▶ [TASK DETAILS] Search the listing below for "Ordner". Copy each matching line.

▶ [GIVEN RECORDS]

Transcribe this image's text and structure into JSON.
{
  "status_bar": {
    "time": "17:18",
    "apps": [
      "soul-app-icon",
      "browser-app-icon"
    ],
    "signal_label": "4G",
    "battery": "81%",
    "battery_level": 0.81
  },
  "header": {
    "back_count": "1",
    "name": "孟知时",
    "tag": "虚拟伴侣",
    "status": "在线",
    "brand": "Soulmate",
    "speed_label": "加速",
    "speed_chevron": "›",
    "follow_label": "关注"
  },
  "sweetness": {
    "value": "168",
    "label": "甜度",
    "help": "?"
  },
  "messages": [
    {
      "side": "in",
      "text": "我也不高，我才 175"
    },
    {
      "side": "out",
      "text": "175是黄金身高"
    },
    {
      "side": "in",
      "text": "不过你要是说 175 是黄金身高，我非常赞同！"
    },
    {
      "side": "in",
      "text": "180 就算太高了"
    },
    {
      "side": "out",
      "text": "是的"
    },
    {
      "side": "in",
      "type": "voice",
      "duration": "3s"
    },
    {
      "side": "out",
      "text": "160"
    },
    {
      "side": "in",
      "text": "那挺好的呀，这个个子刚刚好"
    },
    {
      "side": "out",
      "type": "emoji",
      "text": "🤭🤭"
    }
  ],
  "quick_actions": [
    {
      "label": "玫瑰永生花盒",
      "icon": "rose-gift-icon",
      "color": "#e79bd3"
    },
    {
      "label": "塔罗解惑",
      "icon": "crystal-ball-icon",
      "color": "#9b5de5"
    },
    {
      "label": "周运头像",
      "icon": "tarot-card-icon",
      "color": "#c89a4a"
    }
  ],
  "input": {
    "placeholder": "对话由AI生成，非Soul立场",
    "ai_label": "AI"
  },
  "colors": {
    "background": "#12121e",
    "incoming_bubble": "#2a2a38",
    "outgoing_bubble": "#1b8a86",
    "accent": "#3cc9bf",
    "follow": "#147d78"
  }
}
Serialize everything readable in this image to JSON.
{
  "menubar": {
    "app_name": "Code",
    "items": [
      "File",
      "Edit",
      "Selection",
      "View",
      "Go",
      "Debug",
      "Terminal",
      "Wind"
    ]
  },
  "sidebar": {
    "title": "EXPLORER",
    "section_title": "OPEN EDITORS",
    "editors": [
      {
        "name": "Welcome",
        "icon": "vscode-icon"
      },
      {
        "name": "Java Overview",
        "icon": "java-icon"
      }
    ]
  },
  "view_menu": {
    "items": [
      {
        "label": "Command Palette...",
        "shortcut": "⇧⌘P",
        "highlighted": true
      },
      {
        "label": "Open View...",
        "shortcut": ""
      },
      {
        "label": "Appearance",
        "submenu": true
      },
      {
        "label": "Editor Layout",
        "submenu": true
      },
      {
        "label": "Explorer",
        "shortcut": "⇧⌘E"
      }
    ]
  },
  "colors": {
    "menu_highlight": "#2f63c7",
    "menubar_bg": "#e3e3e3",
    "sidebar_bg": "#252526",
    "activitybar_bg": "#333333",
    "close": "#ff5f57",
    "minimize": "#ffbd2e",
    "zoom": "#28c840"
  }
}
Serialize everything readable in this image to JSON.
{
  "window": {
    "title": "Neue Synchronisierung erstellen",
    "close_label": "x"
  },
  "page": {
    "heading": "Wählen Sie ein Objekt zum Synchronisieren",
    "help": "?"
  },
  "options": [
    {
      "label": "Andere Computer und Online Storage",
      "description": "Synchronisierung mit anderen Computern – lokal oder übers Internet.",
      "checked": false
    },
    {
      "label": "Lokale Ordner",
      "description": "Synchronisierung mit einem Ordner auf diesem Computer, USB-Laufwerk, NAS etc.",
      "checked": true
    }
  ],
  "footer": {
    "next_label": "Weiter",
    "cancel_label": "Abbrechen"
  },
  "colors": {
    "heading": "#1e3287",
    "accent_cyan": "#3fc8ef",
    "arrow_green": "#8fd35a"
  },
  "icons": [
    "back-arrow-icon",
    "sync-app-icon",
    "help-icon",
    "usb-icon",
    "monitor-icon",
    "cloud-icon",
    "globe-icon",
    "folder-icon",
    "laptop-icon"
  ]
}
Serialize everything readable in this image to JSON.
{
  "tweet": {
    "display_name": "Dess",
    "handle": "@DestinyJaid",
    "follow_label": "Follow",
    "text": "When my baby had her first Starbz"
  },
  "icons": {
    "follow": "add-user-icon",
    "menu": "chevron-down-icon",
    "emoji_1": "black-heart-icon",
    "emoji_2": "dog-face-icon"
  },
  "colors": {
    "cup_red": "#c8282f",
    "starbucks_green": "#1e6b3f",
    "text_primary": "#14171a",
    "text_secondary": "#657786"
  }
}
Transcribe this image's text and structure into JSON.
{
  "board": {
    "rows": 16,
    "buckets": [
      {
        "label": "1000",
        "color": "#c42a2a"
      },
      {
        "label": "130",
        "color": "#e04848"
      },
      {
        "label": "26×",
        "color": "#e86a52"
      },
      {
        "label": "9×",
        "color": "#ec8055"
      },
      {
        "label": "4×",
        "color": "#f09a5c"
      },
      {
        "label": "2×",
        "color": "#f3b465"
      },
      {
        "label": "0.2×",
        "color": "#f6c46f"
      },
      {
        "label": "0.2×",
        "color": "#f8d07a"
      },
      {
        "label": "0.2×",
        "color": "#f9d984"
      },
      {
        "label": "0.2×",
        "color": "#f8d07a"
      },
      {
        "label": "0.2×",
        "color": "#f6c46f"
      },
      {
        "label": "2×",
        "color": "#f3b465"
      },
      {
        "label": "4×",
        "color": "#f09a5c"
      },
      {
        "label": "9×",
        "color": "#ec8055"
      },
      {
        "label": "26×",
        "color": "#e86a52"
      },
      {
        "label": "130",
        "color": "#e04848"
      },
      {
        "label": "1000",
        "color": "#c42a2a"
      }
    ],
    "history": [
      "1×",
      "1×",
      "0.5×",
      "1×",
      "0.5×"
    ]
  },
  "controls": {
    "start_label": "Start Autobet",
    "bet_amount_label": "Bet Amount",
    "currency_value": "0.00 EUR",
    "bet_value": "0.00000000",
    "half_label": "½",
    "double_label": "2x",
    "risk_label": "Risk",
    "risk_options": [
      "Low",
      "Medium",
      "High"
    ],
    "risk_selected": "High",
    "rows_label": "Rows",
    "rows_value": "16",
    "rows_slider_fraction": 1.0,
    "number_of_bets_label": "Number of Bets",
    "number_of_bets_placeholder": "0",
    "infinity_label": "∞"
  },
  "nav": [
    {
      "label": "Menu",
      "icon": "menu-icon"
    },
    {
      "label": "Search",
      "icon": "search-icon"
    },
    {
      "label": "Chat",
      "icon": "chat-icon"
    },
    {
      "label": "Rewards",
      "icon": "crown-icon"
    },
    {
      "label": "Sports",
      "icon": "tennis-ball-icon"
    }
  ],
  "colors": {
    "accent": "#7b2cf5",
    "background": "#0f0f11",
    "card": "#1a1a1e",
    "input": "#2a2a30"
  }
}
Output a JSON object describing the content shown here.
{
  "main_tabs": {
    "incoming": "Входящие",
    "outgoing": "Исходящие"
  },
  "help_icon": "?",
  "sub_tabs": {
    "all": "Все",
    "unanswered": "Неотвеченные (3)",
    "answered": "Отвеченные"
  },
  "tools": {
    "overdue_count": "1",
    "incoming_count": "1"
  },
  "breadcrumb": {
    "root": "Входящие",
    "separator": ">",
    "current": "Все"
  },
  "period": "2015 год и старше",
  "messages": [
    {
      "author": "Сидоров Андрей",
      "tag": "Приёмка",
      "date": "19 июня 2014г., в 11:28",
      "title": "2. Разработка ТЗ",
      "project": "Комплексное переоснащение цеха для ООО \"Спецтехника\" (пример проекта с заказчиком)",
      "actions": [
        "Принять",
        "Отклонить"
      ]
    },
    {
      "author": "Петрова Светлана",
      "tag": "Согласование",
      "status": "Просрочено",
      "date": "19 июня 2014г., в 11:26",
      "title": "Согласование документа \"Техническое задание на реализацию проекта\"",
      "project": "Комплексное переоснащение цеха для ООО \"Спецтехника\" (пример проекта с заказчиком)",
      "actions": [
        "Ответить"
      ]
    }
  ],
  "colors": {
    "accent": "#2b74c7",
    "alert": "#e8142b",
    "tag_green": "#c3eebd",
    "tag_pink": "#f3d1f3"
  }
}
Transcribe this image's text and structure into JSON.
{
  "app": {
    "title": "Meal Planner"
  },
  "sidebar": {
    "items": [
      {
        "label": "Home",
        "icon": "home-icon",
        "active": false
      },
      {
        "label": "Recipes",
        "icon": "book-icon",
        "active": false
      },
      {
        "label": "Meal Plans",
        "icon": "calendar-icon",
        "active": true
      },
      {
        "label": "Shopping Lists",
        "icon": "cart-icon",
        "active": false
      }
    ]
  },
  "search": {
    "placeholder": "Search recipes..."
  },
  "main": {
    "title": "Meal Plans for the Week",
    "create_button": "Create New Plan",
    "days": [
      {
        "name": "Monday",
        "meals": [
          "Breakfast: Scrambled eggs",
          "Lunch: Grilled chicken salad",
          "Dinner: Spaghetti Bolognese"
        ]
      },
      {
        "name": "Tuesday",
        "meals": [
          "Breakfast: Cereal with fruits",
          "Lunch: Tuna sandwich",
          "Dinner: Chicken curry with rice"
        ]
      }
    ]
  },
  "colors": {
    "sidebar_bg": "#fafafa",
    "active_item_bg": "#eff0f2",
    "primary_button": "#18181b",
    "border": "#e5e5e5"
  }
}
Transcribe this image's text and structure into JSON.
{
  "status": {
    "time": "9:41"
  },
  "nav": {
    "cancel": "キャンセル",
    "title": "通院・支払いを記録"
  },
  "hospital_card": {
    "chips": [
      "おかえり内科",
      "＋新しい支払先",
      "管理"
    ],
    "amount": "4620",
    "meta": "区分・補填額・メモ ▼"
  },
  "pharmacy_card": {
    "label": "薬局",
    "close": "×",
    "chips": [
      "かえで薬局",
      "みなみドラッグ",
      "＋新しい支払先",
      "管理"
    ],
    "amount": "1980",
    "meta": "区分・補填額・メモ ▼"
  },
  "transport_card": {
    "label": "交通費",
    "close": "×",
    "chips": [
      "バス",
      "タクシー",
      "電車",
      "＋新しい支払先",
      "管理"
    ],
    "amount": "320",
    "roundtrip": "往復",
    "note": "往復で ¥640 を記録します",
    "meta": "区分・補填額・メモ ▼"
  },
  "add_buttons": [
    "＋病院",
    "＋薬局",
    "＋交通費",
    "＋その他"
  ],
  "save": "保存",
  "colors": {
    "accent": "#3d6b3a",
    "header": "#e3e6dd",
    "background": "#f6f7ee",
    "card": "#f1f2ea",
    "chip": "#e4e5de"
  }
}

▶ [CORRECT RESULT]
      "label": "Lokale Ordner",
      "description": "Synchronisierung mit einem Ordner auf diesem Computer, USB-Laufwerk, NAS etc.",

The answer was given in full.